AIM:
Without the pictures, return all of the material exactly as written.

RECORDS FOR THE TASK:

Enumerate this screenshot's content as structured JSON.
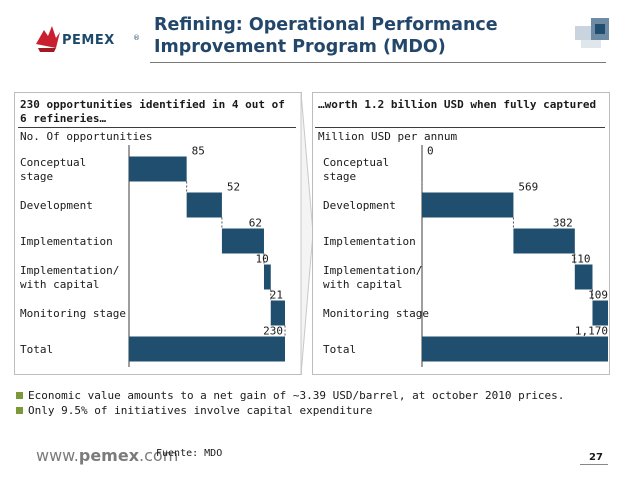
{
  "header": {
    "logo_text": "PEMEX",
    "logo_mark": "®",
    "title_line1": "Refining: Operational Performance",
    "title_line2": "Improvement Program (MDO)"
  },
  "colors": {
    "bar": "#1f4e6e",
    "accent": "#23466b",
    "bullet": "#7a9a3a"
  },
  "chart_data": [
    {
      "type": "bar",
      "subtype": "waterfall",
      "title": "230 opportunities identified in 4 out of 6 refineries…",
      "ylabel": "No. Of opportunities",
      "categories": [
        "Conceptual stage",
        "Development",
        "Implementation",
        "Implementation/ with capital",
        "Monitoring stage",
        "Total"
      ],
      "category_lines": [
        [
          "Conceptual",
          "stage"
        ],
        [
          "Development"
        ],
        [
          "Implementation"
        ],
        [
          "Implementation/",
          "with capital"
        ],
        [
          "Monitoring stage"
        ],
        [
          "Total"
        ]
      ],
      "values": [
        85,
        52,
        62,
        10,
        21,
        230
      ],
      "labels": [
        "85",
        "52",
        "62",
        "10",
        "21",
        "230"
      ],
      "is_total": [
        false,
        false,
        false,
        false,
        false,
        true
      ],
      "xlim": [
        0,
        230
      ]
    },
    {
      "type": "bar",
      "subtype": "waterfall",
      "title": "…worth 1.2 billion USD when fully captured",
      "ylabel": "Million USD per annum",
      "categories": [
        "Conceptual stage",
        "Development",
        "Implementation",
        "Implementation/ with capital",
        "Monitoring stage",
        "Total"
      ],
      "category_lines": [
        [
          "Conceptual",
          "stage"
        ],
        [
          "Development"
        ],
        [
          "Implementation"
        ],
        [
          "Implementation/",
          "with capital"
        ],
        [
          "Monitoring stage"
        ],
        [
          "Total"
        ]
      ],
      "values": [
        0,
        569,
        382,
        110,
        109,
        1170
      ],
      "labels": [
        "0",
        "569",
        "382",
        "110",
        "109",
        "1,170"
      ],
      "is_total": [
        false,
        false,
        false,
        false,
        false,
        true
      ],
      "xlim": [
        0,
        1170
      ]
    }
  ],
  "bullets": [
    "Economic value amounts to a net gain of ~3.39 USD/barrel, at october 2010 prices.",
    "Only 9.5% of initiatives involve capital expenditure"
  ],
  "footer": {
    "url_prefix": "www.",
    "url_brand": "pemex",
    "url_suffix": ".com",
    "source": "Fuente: MDO",
    "page_number": "27"
  }
}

RESPONSE:
Enumerate this screenshot's content as structured JSON.
{
  "header": {
    "logo_text": "PEMEX",
    "logo_mark": "®",
    "title_line1": "Refining: Operational Performance",
    "title_line2": "Improvement Program (MDO)"
  },
  "colors": {
    "bar": "#1f4e6e",
    "accent": "#23466b",
    "bullet": "#7a9a3a"
  },
  "chart_data": [
    {
      "type": "bar",
      "subtype": "waterfall",
      "title": "230 opportunities identified in 4 out of 6 refineries…",
      "ylabel": "No. Of opportunities",
      "categories": [
        "Conceptual stage",
        "Development",
        "Implementation",
        "Implementation/ with capital",
        "Monitoring stage",
        "Total"
      ],
      "category_lines": [
        [
          "Conceptual",
          "stage"
        ],
        [
          "Development"
        ],
        [
          "Implementation"
        ],
        [
          "Implementation/",
          "with capital"
        ],
        [
          "Monitoring stage"
        ],
        [
          "Total"
        ]
      ],
      "values": [
        85,
        52,
        62,
        10,
        21,
        230
      ],
      "labels": [
        "85",
        "52",
        "62",
        "10",
        "21",
        "230"
      ],
      "is_total": [
        false,
        false,
        false,
        false,
        false,
        true
      ],
      "xlim": [
        0,
        230
      ]
    },
    {
      "type": "bar",
      "subtype": "waterfall",
      "title": "…worth 1.2 billion USD when fully captured",
      "ylabel": "Million USD per annum",
      "categories": [
        "Conceptual stage",
        "Development",
        "Implementation",
        "Implementation/ with capital",
        "Monitoring stage",
        "Total"
      ],
      "category_lines": [
        [
          "Conceptual",
          "stage"
        ],
        [
          "Development"
        ],
        [
          "Implementation"
        ],
        [
          "Implementation/",
          "with capital"
        ],
        [
          "Monitoring stage"
        ],
        [
          "Total"
        ]
      ],
      "values": [
        0,
        569,
        382,
        110,
        109,
        1170
      ],
      "labels": [
        "0",
        "569",
        "382",
        "110",
        "109",
        "1,170"
      ],
      "is_total": [
        false,
        false,
        false,
        false,
        false,
        true
      ],
      "xlim": [
        0,
        1170
      ]
    }
  ],
  "bullets": [
    "Economic value amounts to a net gain of ~3.39 USD/barrel, at october 2010 prices.",
    "Only 9.5% of initiatives involve capital expenditure"
  ],
  "footer": {
    "url_prefix": "www.",
    "url_brand": "pemex",
    "url_suffix": ".com",
    "source": "Fuente: MDO",
    "page_number": "27"
  }
}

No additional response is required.